Repeat the full listing, word for word.

··· DATA TO PROCESS

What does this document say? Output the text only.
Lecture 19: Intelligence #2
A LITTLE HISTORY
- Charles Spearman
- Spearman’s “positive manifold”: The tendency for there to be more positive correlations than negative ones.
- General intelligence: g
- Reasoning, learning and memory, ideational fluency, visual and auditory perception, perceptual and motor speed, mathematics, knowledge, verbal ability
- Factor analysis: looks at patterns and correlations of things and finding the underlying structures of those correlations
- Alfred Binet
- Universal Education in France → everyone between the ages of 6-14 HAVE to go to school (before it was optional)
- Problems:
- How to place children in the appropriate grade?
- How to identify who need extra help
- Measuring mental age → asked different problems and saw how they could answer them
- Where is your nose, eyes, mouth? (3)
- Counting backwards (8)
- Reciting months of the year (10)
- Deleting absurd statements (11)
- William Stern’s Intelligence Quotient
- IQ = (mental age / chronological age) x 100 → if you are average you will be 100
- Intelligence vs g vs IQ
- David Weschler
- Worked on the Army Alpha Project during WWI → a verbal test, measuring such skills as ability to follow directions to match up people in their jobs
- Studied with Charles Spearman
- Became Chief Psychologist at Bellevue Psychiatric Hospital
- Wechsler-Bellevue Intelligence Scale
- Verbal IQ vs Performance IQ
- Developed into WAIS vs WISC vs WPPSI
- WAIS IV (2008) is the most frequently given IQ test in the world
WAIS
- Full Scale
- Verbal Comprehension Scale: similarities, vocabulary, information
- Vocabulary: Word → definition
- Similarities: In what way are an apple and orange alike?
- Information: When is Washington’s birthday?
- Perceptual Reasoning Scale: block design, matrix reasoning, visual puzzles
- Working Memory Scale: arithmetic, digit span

······

**COMPLETE OUTPUT**.
What does this document say? Output the text only.
Lecture 19: Intelligence #2
A LITTLE HISTORY
- Charles Spearman
- Spearman’s “positive manifold”: The tendency for there to be more positive correlations than negative ones.
- General intelligence: g
- Reasoning, learning and memory, ideational fluency, visual and auditory perception, perceptual and motor speed, mathematics, knowledge, verbal ability
- Factor analysis: looks at patterns and correlations of things and finding the underlying structures of those correlations
- Alfred Binet
- Universal Education in France → everyone between the ages of 6-14 HAVE to go to school (before it was optional)
- Problems:
- How to place children in the appropriate grade?
- How to identify who need extra help
- Measuring mental age → asked different problems and saw how they could answer them
- Where is your nose, eyes, mouth? (3)
- Counting backwards (8)
- Reciting months of the year (10)
- Deleting absurd statements (11)
- William Stern’s Intelligence Quotient
- IQ = (mental age / chronological age) x 100 → if you are average you will be 100
- Intelligence vs g vs IQ
- David Weschler
- Worked on the Army Alpha Project during WWI → a verbal test, measuring such skills as ability to follow directions to match up people in their jobs
- Studied with Charles Spearman
- Became Chief Psychologist at Bellevue Psychiatric Hospital
- Wechsler-Bellevue Intelligence Scale
- Verbal IQ vs Performance IQ
- Developed into WAIS vs WISC vs WPPSI
- WAIS IV (2008) is the most frequently given IQ test in the world
WAIS
- Full Scale
- Verbal Comprehension Scale: similarities, vocabulary, information
- Vocabulary: Word → definition
- Similarities: In what way are an apple and orange alike?
- Information: When is Washington’s birthday?
- Perceptual Reasoning Scale: block design, matrix reasoning, visual puzzles
- Working Memory Scale: arithmetic, digit span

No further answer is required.